Set out each line from the following listing that includes the word "Error".
┄┄┄┄┄┄┄┄┄┄┄┄┄┄┄┄┄┄┄┄
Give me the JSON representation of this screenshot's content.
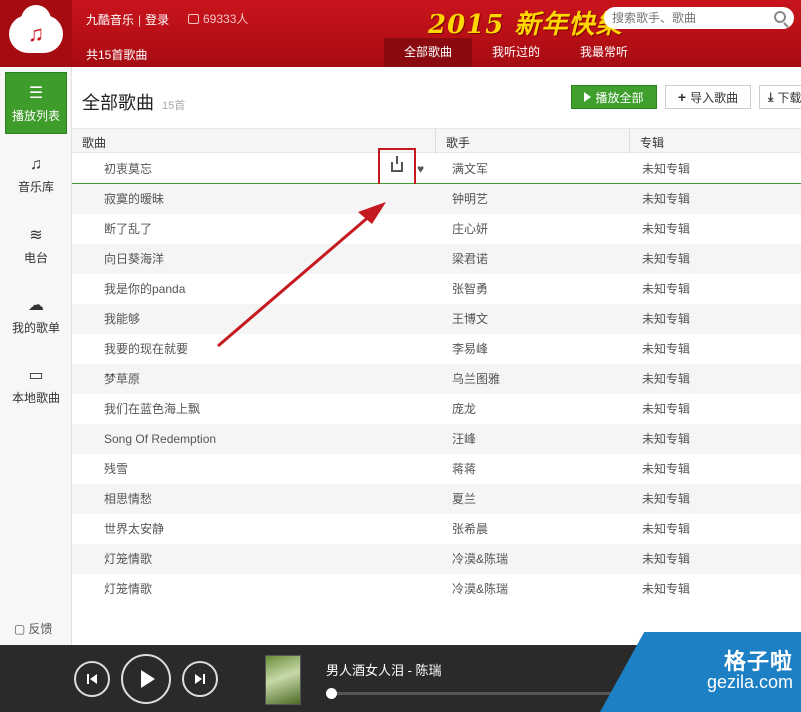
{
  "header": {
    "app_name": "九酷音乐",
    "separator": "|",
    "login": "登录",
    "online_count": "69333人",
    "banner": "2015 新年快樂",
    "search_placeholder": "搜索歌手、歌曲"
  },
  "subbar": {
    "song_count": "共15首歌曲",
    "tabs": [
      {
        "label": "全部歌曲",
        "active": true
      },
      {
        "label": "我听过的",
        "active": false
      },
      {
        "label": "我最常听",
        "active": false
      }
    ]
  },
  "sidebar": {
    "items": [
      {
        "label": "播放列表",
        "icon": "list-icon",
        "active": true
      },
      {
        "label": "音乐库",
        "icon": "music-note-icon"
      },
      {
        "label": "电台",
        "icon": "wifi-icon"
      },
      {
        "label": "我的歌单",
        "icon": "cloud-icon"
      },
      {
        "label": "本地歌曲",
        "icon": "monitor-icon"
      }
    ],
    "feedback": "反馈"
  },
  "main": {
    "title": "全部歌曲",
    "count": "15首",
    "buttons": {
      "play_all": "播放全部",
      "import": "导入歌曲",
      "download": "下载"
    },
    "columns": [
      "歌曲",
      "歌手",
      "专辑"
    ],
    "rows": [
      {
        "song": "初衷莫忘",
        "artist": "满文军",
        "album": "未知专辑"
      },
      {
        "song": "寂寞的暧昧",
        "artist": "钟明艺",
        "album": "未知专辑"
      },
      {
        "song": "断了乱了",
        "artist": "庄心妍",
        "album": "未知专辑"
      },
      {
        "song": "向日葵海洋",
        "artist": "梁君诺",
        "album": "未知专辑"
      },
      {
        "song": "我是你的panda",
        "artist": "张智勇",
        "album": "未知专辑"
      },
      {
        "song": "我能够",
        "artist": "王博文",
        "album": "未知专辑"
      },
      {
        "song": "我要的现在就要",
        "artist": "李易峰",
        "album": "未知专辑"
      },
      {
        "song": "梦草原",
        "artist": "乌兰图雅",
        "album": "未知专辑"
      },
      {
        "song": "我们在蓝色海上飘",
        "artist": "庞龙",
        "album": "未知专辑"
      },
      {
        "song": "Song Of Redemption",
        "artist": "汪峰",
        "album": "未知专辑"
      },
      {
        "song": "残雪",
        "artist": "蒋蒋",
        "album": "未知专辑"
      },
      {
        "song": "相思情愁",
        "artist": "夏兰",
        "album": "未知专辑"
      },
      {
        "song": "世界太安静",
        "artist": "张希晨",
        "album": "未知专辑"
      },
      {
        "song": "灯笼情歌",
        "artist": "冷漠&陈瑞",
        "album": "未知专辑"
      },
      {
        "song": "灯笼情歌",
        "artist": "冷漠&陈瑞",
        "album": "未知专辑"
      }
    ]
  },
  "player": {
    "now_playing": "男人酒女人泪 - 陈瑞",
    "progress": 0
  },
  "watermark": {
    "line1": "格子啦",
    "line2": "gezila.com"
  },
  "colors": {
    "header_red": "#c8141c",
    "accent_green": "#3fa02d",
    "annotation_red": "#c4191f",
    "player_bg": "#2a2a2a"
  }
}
┄┄┄┄┄┄┄┄┄┄┄┄┄┄┄┄┄┄┄┄
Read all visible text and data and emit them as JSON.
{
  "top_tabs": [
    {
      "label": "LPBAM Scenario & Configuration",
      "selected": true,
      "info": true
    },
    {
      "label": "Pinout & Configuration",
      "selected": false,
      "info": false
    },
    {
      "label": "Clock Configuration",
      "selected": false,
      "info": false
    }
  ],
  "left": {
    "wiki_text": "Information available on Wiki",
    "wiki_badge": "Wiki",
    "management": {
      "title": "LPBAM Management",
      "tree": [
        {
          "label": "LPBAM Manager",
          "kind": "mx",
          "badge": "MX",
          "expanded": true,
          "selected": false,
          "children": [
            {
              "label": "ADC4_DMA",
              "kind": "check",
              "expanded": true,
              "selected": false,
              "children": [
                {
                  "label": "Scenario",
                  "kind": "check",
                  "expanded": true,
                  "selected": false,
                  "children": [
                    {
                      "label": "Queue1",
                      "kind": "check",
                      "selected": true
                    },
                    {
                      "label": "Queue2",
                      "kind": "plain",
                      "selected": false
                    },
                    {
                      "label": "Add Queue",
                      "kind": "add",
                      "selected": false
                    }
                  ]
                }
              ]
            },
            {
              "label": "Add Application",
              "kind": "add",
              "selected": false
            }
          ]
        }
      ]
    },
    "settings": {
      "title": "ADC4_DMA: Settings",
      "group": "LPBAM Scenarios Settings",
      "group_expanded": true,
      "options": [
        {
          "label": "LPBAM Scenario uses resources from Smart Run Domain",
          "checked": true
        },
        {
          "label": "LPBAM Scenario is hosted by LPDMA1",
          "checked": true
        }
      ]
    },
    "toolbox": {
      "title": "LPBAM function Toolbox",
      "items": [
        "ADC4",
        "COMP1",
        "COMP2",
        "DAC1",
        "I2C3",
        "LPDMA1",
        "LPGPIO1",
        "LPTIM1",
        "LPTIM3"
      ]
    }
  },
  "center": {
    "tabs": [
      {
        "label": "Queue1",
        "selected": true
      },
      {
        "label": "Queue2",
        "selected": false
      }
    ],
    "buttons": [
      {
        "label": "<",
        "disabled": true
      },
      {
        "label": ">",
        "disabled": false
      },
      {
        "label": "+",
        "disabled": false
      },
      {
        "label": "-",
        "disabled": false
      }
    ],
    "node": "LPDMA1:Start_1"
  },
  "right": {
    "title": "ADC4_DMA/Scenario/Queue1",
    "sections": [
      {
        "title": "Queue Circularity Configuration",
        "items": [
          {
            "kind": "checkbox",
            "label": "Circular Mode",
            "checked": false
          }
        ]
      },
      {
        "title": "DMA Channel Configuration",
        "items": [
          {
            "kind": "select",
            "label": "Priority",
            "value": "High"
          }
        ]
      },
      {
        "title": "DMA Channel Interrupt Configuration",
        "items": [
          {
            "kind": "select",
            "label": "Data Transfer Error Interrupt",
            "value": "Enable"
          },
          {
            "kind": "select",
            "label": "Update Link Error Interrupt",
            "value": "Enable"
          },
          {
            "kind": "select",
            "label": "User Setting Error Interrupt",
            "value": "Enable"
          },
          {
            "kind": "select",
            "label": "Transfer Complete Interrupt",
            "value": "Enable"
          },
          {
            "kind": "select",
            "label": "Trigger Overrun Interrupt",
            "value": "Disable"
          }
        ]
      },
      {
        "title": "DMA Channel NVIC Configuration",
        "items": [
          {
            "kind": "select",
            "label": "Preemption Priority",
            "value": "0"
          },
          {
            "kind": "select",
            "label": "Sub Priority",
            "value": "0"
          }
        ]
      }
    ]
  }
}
┄┄┄┄┄┄┄┄┄┄┄┄┄┄┄┄┄┄┄┄
FULL ANSWER:
            "label": "Data Transfer Error Interrupt",
            "label": "Update Link Error Interrupt",
            "label": "User Setting Error Interrupt",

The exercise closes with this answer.